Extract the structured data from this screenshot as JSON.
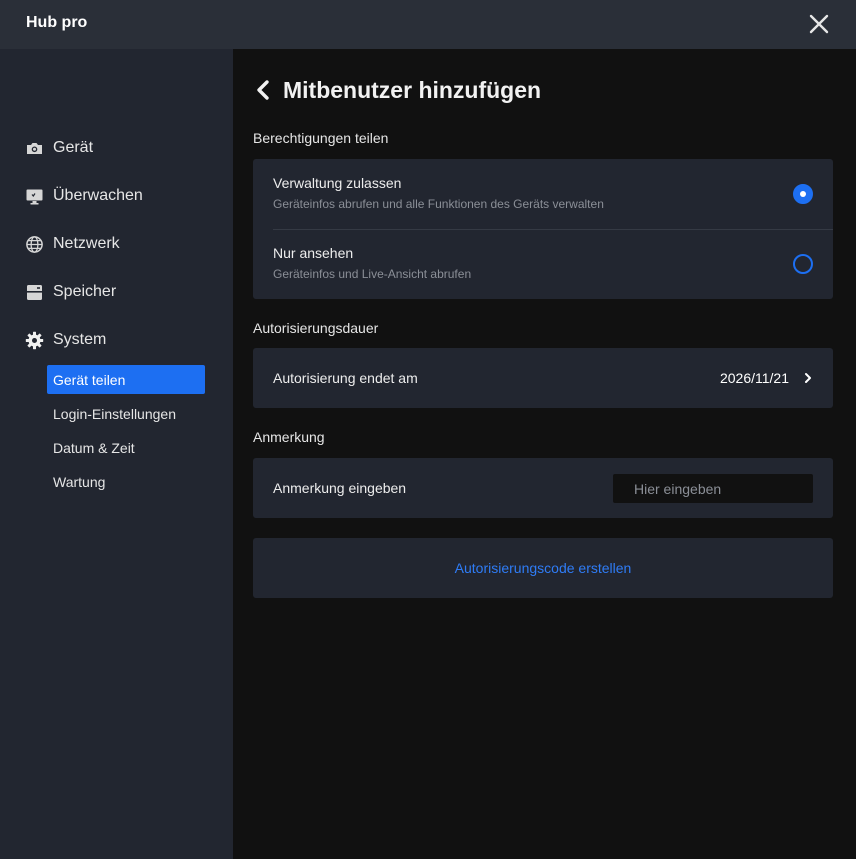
{
  "window": {
    "title": "Hub pro"
  },
  "sidebar": {
    "items": [
      {
        "label": "Gerät",
        "icon": "camera-icon"
      },
      {
        "label": "Überwachen",
        "icon": "monitor-icon"
      },
      {
        "label": "Netzwerk",
        "icon": "globe-icon"
      },
      {
        "label": "Speicher",
        "icon": "storage-icon"
      },
      {
        "label": "System",
        "icon": "gear-icon"
      }
    ],
    "system_subitems": [
      {
        "label": "Gerät teilen",
        "active": true
      },
      {
        "label": "Login-Einstellungen",
        "active": false
      },
      {
        "label": "Datum & Zeit",
        "active": false
      },
      {
        "label": "Wartung",
        "active": false
      }
    ]
  },
  "page": {
    "title": "Mitbenutzer hinzufügen",
    "permissions": {
      "section_label": "Berechtigungen teilen",
      "options": [
        {
          "title": "Verwaltung zulassen",
          "description": "Geräteinfos abrufen und alle Funktionen des Geräts verwalten",
          "selected": true
        },
        {
          "title": "Nur ansehen",
          "description": "Geräteinfos und Live-Ansicht abrufen",
          "selected": false
        }
      ]
    },
    "duration": {
      "section_label": "Autorisierungsdauer",
      "row_label": "Autorisierung endet am",
      "value": "2026/11/21"
    },
    "note": {
      "section_label": "Anmerkung",
      "row_label": "Anmerkung eingeben",
      "value": "",
      "placeholder": "Hier eingeben"
    },
    "action": {
      "label": "Autorisierungscode erstellen"
    }
  },
  "colors": {
    "accent": "#1d6ff2",
    "link": "#2f7cf6",
    "sidebar_bg": "#222630",
    "titlebar_bg": "#2a2f38",
    "card_bg": "#222630",
    "main_bg": "#111111"
  }
}
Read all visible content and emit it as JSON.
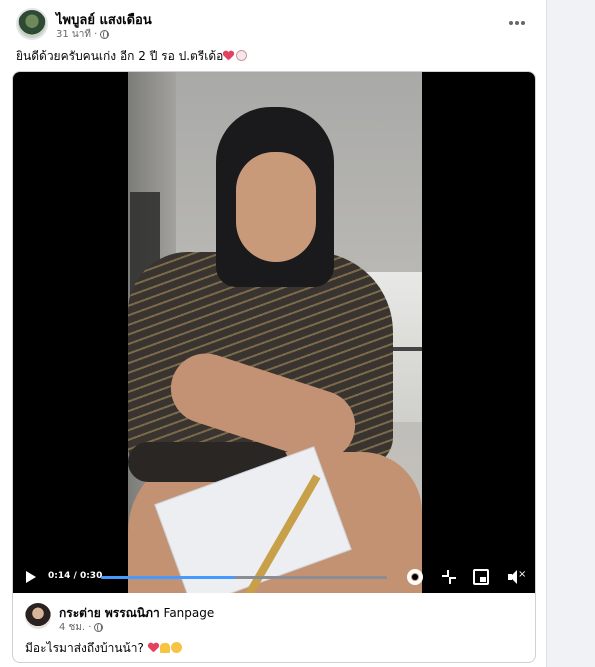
{
  "post": {
    "author": "ไพบูลย์ แสงเดือน",
    "time": "31 นาที ·",
    "caption": "ยินดีด้วยครับคนเก่ง อีก 2 ปี รอ ป.ตรีเด้อ",
    "more_icon": "more-horizontal-icon"
  },
  "video": {
    "time_display": "0:14 / 0:30",
    "progress": 0.467,
    "icons": [
      "play-icon",
      "gear-icon",
      "fullscreen-icon",
      "picture-in-picture-icon",
      "mute-icon"
    ]
  },
  "shared_post": {
    "author": "กระต่าย พรรณนิภา",
    "page_tag": "Fanpage",
    "time": "4 ชม. ·",
    "caption": "มีอะไรมาส่งถึงบ้านน้า?"
  },
  "colors": {
    "accent": "#4599ff",
    "text_primary": "#050505",
    "text_secondary": "#65676b"
  }
}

Exercise description:
Quote the records above exactly, leaving out any pictures.

Task answer:
Extract the structured data from this screenshot as JSON.
{
  "window": {
    "title": "Hub pro"
  },
  "sidebar": {
    "items": [
      {
        "label": "Gerät",
        "icon": "camera-icon"
      },
      {
        "label": "Überwachen",
        "icon": "monitor-icon"
      },
      {
        "label": "Netzwerk",
        "icon": "globe-icon"
      },
      {
        "label": "Speicher",
        "icon": "storage-icon"
      },
      {
        "label": "System",
        "icon": "gear-icon"
      }
    ],
    "system_subitems": [
      {
        "label": "Gerät teilen",
        "active": true
      },
      {
        "label": "Login-Einstellungen",
        "active": false
      },
      {
        "label": "Datum & Zeit",
        "active": false
      },
      {
        "label": "Wartung",
        "active": false
      }
    ]
  },
  "page": {
    "title": "Mitbenutzer hinzufügen",
    "permissions": {
      "section_label": "Berechtigungen teilen",
      "options": [
        {
          "title": "Verwaltung zulassen",
          "description": "Geräteinfos abrufen und alle Funktionen des Geräts verwalten",
          "selected": true
        },
        {
          "title": "Nur ansehen",
          "description": "Geräteinfos und Live-Ansicht abrufen",
          "selected": false
        }
      ]
    },
    "duration": {
      "section_label": "Autorisierungsdauer",
      "row_label": "Autorisierung endet am",
      "value": "2026/11/21"
    },
    "note": {
      "section_label": "Anmerkung",
      "row_label": "Anmerkung eingeben",
      "value": "",
      "placeholder": "Hier eingeben"
    },
    "action": {
      "label": "Autorisierungscode erstellen"
    }
  },
  "colors": {
    "accent": "#1d6ff2",
    "link": "#2f7cf6",
    "sidebar_bg": "#222630",
    "titlebar_bg": "#2a2f38",
    "card_bg": "#222630",
    "main_bg": "#111111"
  }
}
Read all visible content and emit it as JSON.
{
  "post": {
    "author": "ไพบูลย์ แสงเดือน",
    "time": "31 นาที ·",
    "caption": "ยินดีด้วยครับคนเก่ง อีก 2 ปี รอ ป.ตรีเด้อ",
    "more_icon": "more-horizontal-icon"
  },
  "video": {
    "time_display": "0:14 / 0:30",
    "progress": 0.467,
    "icons": [
      "play-icon",
      "gear-icon",
      "fullscreen-icon",
      "picture-in-picture-icon",
      "mute-icon"
    ]
  },
  "shared_post": {
    "author": "กระต่าย พรรณนิภา",
    "page_tag": "Fanpage",
    "time": "4 ชม. ·",
    "caption": "มีอะไรมาส่งถึงบ้านน้า?"
  },
  "colors": {
    "accent": "#4599ff",
    "text_primary": "#050505",
    "text_secondary": "#65676b"
  }
}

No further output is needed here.